*Seçili metin:*
Danıştay Kararı 4. Daire 2003/948 E. 2004/432 K. 09.03.2004 T.

4. Daire         2003/948 E.  ,  2004/432 K.
T.C.
D A N I Ş T A Y
DÖRDÜNCÜ DAİRE
Esas No : 2003/948
Karar No: 2004/432

Temyiz Eden : …
Vekili : …
Karşı Taraf : Anadolu Kurumlar Vergi Dairesi Başkanlığı-İSTANBUL
İstemin Özeti : Davacı kurum 2002 Nisan ayı muhtasar beyannamesini, iktisadi işletmeden vakfa aktarılan kazanç üzerinden tevkifat yapılmaması gerektiği ihtirazi kaydıyla vererek tahakkuk eden vergi ve fon payının iadesi istemiyle dava açılmıştır. …Vergi Mahkemesi … günlü ve E:…, K:… sayılı kararıyla; Gelir Vergisi Kanununun 94 üncü maddesinin 6/ii bendine göre dağıtılan kar paylarından tevkifat yapılması gerektiği, davacı kurumun, kurumlar vergisine tabi bir iktisadi işletme olduğu ve anılan kanun yönündeki davacı kurum iddialarına itibar edilemeyeceği gerekçesiyle davanın reddine karar vermiştir. Davacı kurum, kazancın vakfa aktarılmasının Gelir Vergisi Kanununun 75 inci maddesinde sayılan durumlardan olmadığını, aynı bünye içinde kaldığını ileri sürerek kararın bozulmasını istemektedir.

*Veri alıntısı:*
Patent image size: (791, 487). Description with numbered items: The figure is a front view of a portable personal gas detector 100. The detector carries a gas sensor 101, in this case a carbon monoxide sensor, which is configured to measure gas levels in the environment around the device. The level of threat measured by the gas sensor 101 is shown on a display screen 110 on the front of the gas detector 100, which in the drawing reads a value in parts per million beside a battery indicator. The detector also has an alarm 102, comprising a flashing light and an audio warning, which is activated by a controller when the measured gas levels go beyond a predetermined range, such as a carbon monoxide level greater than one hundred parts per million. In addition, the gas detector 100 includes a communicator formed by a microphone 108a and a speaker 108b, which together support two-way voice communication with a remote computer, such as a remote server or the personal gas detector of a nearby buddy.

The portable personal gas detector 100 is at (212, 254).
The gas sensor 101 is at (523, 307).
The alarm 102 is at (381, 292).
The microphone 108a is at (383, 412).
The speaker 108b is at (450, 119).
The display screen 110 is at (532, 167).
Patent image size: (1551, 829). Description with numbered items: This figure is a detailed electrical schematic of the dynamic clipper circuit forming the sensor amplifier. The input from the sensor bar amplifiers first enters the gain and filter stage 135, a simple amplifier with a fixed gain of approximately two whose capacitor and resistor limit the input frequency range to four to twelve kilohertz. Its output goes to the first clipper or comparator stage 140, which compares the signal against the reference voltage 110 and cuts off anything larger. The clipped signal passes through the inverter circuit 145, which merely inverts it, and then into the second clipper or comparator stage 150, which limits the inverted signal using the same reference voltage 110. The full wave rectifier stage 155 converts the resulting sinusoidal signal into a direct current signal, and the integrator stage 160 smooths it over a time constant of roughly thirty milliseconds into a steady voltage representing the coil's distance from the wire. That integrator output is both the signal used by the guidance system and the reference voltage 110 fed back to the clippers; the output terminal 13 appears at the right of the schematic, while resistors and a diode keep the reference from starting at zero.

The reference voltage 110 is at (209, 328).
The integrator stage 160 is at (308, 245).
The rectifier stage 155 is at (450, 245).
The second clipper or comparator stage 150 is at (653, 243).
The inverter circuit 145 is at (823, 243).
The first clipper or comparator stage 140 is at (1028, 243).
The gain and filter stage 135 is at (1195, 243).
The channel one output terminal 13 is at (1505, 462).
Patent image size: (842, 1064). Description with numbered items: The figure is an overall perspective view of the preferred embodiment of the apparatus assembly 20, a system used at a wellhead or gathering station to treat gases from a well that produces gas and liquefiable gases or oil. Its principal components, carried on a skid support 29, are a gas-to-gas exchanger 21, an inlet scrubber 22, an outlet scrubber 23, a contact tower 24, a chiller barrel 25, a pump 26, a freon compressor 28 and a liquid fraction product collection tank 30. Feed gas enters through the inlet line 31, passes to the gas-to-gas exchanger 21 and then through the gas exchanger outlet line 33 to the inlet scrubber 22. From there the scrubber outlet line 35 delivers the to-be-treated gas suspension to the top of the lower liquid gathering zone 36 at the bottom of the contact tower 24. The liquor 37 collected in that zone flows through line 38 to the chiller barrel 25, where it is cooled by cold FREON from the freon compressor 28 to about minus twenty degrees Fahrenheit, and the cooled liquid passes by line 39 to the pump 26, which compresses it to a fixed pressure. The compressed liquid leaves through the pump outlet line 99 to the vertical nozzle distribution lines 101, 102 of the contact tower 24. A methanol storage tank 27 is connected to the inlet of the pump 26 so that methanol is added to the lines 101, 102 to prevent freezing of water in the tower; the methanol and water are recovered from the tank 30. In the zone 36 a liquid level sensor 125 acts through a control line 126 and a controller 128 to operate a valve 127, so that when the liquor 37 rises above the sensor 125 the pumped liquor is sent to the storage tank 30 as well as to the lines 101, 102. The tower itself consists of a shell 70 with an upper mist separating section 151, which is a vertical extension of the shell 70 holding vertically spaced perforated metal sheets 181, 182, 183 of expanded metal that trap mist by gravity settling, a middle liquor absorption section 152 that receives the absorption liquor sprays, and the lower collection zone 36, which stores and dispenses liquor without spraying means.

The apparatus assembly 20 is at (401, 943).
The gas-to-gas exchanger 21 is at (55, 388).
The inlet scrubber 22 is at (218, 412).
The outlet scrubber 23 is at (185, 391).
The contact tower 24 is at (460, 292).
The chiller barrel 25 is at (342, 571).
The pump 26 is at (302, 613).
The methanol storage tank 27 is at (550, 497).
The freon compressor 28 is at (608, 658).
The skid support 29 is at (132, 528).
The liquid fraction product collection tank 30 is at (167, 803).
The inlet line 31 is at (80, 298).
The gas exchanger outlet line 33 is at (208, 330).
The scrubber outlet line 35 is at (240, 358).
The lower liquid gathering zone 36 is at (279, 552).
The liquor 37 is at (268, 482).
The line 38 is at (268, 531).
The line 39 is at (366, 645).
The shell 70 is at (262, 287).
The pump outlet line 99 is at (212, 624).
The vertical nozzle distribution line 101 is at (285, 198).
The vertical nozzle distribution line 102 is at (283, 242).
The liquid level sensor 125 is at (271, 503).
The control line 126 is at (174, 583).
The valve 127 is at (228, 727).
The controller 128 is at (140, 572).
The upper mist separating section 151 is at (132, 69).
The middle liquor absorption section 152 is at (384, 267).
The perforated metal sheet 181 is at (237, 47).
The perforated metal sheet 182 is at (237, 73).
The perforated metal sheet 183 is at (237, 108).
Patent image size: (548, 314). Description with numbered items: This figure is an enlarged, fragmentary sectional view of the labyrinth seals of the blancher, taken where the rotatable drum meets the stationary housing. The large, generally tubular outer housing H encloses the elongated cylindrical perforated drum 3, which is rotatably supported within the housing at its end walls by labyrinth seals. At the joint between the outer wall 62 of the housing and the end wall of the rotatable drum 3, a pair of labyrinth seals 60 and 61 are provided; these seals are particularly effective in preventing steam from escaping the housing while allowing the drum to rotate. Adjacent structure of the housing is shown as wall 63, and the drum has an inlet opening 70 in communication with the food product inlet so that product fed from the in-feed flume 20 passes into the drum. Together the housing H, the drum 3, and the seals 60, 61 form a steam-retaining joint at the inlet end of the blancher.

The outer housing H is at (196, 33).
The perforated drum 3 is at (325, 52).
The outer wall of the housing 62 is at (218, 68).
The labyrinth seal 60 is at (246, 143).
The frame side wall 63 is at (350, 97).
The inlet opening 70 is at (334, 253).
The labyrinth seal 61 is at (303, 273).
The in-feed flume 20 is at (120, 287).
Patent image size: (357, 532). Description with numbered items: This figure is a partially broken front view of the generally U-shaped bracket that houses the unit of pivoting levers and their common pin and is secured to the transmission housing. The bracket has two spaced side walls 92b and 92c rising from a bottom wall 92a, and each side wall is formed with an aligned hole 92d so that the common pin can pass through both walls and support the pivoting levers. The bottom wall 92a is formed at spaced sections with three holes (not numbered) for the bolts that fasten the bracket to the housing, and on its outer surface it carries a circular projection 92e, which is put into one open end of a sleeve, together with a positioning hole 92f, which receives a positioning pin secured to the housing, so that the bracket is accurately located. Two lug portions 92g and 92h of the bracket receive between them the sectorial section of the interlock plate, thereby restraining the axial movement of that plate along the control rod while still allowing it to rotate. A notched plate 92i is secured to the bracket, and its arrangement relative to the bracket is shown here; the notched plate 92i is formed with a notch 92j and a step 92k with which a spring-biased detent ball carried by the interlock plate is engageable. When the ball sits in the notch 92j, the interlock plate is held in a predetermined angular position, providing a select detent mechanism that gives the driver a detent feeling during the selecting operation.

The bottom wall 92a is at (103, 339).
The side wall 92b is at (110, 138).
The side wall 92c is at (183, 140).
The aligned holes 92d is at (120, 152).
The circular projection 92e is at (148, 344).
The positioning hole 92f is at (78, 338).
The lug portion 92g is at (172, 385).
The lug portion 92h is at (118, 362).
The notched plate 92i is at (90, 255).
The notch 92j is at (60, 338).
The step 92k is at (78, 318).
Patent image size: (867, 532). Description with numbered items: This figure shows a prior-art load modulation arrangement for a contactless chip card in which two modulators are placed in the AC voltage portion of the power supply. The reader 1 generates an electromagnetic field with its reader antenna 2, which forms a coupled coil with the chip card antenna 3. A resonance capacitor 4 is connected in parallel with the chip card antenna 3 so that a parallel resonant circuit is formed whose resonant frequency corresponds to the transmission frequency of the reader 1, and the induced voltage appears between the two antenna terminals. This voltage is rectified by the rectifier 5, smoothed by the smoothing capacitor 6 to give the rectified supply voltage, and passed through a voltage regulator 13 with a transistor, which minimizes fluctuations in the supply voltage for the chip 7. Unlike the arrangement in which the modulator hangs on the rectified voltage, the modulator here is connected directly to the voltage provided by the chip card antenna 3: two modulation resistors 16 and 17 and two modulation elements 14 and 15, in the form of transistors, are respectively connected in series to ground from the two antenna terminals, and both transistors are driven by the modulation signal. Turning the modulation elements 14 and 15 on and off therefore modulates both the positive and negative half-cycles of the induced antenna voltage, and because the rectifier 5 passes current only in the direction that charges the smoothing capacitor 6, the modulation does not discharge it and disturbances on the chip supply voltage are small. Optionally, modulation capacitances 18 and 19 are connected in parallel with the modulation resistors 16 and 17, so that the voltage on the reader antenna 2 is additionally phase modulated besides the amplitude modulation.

*Yapılacak görevler:*
A - Danıştay kararında "İstemin Özeti" diye başlayan paragrafı ana bilgilerini koruyarak kısa bir madde listesine dönüştürün.
B - Danıştay kararına göre aşağıdaki soruları yanıtlayın:
(i) Karşı taraf hangi kurumdur?
(ii) Kararın karar numarası nedir?
(iii) Davacı kurum hangi döneme ait muhtasar beyannameyi ihtirazi kayıtla vermiştir?
C - Danıştay kararında "Temyiz Eden : …" ifadesinden "kararın bozulmasını istemektedir." ifadesine kadar olan kısmı aynen yazın.
Öğeler hiçbir iş için gerekli değildir.

*Görev yanıtları:*
A -
- Davacı kurum, 2002 Nisan ayı muhtasar beyannamesini "iktisadi işletmeden vakfa aktarılan kazançtan tevkifat yapılmamalı" ihtirazi kaydıyla verdi. Tahakkuk eden vergi ve fon payının iadesi için dava açtı.
- Vergi Mahkemesi davayı reddetti. Gerekçeleri şunlardı: Gelir Vergisi Kanununun 94 üncü maddesinin 6/ii bendine göre dağıtılan kar paylarından tevkifat yapılmalıdır. Davacı kurum, kurumlar vergisine tabi bir iktisadi işletmedir. Davacının iddialarına itibar edilemez.
- Davacı, kazancın vakfa aktarılmasının Gelir Vergisi Kanununun 75 inci maddesinde sayılan durumlardan olmadığını ve kazancın aynı bünye içinde kaldığını ileri sürüyor. Bu gerekçeyle kararın bozulmasını istiyor.

B -
(i) Anadolu Kurumlar Vergi Dairesi Başkanlığı-İSTANBUL
(ii) 2004/432
(iii) 2002 Nisan ayı

C -
Temyiz Eden : …
Vekili : …
Karşı Taraf : Anadolu Kurumlar Vergi Dairesi Başkanlığı-İSTANBUL
İstemin Özeti : Davacı kurum 2002 Nisan ayı muhtasar beyannamesini, iktisadi işletmeden vakfa aktarılan kazanç üzerinden tevkifat yapılmaması gerektiği ihtirazi kaydıyla vererek tahakkuk eden vergi ve fon payının iadesi istemiyle dava açılmıştır. …Vergi Mahkemesi … günlü ve E:…, K:… sayılı kararıyla; Gelir Vergisi Kanununun 94 üncü maddesinin 6/ii bendine göre dağıtılan kar paylarından tevkifat yapılması gerektiği, davacı kurumun, kurumlar vergisine tabi bir iktisadi işletme olduğu ve anılan kanun yönündeki davacı kurum iddialarına itibar edilemeyeceği gerekçesiyle davanın reddine karar vermiştir. Davacı kurum, kazancın vakfa aktarılmasının Gelir Vergisi Kanununun 75 inci maddesinde sayılan durumlardan olmadığını, aynı bünye içinde kaldığını ileri sürerek kararın bozulmasını istemektedir.